(Entries provided):
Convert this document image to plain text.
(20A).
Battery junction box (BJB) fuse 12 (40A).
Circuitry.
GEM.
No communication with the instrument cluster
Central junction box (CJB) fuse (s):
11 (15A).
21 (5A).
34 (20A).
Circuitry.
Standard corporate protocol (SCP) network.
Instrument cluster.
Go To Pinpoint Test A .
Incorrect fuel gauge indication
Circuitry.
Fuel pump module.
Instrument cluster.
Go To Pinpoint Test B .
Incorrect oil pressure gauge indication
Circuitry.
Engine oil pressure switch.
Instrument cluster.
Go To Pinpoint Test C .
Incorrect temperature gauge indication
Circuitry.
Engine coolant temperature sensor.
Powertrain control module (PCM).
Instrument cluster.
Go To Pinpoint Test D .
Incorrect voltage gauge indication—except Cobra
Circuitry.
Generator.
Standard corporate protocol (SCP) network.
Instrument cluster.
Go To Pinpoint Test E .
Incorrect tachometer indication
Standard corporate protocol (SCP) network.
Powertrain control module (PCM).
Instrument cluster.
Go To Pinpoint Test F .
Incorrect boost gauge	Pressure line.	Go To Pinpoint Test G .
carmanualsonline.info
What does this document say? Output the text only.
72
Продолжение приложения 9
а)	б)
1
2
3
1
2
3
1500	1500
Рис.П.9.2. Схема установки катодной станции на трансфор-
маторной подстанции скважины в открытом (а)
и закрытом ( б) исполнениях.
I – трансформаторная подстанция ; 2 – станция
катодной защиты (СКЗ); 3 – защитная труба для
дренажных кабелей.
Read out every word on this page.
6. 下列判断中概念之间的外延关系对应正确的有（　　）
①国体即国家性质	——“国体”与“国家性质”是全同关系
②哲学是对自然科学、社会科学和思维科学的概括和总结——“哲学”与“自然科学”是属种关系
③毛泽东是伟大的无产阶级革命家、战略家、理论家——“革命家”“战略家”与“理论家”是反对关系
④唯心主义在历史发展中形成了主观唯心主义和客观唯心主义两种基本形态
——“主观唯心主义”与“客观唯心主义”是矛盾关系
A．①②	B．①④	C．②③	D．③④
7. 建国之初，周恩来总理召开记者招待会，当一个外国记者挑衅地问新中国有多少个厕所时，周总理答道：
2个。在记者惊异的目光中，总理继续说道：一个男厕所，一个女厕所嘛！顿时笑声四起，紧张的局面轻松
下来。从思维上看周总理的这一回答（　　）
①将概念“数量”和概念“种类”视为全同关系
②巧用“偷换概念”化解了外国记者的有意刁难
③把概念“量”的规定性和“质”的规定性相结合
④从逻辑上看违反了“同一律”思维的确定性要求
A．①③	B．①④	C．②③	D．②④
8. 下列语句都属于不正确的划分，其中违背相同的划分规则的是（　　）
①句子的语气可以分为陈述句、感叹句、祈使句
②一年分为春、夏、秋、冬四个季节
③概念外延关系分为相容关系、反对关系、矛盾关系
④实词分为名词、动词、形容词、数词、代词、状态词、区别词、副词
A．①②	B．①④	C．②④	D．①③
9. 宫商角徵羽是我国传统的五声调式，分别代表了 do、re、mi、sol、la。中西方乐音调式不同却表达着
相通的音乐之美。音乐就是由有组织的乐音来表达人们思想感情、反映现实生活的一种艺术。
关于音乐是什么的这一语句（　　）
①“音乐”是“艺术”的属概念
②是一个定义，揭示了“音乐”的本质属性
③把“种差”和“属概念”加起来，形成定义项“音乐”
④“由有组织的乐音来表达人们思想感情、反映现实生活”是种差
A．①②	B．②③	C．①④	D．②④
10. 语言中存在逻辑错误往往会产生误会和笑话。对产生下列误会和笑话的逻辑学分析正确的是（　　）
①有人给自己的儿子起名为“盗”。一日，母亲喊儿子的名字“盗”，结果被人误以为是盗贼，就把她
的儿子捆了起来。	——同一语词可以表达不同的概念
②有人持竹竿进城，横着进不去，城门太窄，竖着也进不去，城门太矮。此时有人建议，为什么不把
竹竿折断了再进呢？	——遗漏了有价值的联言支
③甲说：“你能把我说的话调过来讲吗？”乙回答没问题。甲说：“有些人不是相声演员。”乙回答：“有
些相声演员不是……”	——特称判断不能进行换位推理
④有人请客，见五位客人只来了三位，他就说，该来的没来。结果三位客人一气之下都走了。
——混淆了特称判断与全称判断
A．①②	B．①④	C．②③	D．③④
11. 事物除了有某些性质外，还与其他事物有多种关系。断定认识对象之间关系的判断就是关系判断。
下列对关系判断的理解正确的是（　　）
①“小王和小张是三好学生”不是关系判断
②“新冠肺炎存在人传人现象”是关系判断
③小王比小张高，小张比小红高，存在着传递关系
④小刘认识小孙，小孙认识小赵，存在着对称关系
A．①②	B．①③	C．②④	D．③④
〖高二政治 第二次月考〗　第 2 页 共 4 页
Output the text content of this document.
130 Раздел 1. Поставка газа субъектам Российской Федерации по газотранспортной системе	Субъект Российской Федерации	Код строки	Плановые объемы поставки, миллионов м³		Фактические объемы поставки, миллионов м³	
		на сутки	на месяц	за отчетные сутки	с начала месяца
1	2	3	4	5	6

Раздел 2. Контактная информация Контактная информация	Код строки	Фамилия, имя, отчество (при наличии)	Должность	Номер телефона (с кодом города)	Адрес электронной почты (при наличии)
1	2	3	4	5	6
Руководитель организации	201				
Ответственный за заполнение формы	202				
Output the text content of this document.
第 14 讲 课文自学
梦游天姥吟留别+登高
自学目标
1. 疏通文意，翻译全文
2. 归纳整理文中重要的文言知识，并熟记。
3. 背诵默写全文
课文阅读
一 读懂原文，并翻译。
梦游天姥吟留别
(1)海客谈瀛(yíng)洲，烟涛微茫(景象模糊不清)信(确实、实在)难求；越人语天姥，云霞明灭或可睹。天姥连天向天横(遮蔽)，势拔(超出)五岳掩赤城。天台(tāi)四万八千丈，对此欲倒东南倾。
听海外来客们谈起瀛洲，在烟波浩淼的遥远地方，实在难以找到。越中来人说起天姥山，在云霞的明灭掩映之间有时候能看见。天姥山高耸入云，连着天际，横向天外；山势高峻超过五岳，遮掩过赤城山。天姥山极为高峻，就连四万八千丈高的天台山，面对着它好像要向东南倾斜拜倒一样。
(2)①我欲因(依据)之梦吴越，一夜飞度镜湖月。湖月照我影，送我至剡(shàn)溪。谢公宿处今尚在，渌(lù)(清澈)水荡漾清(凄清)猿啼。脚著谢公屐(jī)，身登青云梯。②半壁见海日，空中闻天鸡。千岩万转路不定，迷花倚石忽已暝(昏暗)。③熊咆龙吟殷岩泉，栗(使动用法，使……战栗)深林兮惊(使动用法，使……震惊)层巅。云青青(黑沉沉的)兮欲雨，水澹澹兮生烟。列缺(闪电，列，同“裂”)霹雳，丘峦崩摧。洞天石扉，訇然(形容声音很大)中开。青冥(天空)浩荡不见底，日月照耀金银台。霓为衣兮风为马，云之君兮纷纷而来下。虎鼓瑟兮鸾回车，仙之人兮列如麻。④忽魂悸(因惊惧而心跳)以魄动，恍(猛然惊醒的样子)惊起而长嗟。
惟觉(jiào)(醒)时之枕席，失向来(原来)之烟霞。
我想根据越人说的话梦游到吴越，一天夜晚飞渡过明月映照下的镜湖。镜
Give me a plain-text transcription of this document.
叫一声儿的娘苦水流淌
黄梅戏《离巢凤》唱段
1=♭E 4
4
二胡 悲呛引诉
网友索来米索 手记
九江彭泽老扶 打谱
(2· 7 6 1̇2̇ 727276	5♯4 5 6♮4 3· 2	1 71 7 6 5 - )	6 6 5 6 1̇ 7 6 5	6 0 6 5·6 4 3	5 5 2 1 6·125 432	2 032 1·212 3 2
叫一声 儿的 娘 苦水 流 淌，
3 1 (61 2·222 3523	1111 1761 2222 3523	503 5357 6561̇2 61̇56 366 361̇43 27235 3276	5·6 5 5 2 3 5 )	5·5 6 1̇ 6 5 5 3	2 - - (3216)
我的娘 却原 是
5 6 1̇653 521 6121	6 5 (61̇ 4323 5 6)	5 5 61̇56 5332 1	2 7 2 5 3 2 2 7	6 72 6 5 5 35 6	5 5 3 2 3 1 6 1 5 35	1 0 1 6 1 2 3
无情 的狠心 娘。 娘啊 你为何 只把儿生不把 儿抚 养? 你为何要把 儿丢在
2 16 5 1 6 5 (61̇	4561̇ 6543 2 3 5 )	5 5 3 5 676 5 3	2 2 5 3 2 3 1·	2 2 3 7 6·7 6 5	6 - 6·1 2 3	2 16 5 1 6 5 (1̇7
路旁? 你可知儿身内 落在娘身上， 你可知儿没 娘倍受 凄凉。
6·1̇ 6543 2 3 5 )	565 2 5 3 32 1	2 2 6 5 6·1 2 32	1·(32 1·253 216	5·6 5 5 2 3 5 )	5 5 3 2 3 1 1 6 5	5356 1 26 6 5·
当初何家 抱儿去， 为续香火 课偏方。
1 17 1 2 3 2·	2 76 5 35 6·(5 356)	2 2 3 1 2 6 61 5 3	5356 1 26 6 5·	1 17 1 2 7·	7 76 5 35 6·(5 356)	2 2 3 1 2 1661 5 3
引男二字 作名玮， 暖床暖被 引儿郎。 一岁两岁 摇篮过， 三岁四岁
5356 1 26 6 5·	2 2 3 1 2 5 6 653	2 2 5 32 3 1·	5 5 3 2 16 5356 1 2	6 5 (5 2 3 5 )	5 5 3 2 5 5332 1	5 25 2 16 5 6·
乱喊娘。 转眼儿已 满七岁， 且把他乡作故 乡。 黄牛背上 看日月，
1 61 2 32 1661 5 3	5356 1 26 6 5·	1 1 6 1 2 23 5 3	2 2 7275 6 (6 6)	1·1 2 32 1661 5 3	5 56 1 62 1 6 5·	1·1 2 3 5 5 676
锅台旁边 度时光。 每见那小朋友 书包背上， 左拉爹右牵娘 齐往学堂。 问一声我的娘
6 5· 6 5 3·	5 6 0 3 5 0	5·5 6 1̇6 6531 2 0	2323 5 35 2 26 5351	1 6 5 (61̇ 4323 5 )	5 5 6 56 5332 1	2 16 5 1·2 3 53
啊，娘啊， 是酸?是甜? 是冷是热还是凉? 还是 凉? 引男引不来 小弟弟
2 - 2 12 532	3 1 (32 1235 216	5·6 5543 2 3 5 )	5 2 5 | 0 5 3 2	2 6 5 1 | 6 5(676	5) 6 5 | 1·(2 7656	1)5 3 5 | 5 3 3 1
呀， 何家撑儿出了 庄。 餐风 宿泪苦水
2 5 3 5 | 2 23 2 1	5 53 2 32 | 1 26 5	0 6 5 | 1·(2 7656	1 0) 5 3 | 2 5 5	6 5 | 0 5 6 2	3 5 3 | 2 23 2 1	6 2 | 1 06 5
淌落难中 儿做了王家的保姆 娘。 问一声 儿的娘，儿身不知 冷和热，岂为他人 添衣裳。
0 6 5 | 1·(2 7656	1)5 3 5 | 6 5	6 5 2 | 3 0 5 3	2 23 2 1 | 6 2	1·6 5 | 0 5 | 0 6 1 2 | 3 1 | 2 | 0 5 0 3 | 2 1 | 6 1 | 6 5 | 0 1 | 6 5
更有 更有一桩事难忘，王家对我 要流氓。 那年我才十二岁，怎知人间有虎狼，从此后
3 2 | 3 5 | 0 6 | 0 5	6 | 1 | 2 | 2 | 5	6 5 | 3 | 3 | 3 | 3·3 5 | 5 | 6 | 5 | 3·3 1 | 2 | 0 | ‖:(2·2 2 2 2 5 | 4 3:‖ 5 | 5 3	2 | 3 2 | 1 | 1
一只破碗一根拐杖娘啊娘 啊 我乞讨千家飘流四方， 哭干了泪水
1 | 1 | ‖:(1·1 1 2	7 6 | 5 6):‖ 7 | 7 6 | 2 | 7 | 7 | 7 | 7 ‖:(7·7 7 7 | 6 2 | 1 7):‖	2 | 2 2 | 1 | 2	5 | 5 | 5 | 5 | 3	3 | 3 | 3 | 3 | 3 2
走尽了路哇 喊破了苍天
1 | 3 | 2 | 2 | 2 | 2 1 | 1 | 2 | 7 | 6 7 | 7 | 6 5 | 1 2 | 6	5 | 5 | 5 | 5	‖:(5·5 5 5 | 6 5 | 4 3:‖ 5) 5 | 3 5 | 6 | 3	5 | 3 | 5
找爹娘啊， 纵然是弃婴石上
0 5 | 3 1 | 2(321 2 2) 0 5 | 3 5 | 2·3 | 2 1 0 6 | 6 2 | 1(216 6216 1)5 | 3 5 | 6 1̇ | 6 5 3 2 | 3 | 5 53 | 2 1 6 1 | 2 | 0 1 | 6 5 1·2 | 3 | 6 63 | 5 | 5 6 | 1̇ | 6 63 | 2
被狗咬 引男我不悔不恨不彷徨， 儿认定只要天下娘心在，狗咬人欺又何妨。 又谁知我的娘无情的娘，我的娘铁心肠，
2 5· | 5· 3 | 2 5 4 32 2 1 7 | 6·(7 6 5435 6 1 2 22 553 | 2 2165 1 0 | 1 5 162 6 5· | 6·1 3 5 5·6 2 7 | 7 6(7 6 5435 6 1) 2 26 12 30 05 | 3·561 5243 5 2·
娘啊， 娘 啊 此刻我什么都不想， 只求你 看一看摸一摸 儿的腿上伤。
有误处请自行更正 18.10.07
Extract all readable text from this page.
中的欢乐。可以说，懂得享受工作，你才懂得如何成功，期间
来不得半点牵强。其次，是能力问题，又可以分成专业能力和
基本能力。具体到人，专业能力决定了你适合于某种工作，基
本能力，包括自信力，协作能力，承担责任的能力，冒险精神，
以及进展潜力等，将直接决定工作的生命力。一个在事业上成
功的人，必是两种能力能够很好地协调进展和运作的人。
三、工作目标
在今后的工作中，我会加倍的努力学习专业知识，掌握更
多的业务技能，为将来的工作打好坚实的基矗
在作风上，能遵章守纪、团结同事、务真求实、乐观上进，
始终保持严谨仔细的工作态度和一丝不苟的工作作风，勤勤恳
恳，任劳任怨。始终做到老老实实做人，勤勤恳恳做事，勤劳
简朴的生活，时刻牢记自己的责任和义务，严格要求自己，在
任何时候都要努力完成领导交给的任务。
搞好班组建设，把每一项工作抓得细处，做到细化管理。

(Short problem): Copy every line above that holds the word "text".

(Solution to this task):
Convert this document image to plain text.
What does this document say? Output the text only.
Output the text content of this document.
Output the text content of this document.
Give me a plain-text transcription of this document.
Extract all readable text from this page.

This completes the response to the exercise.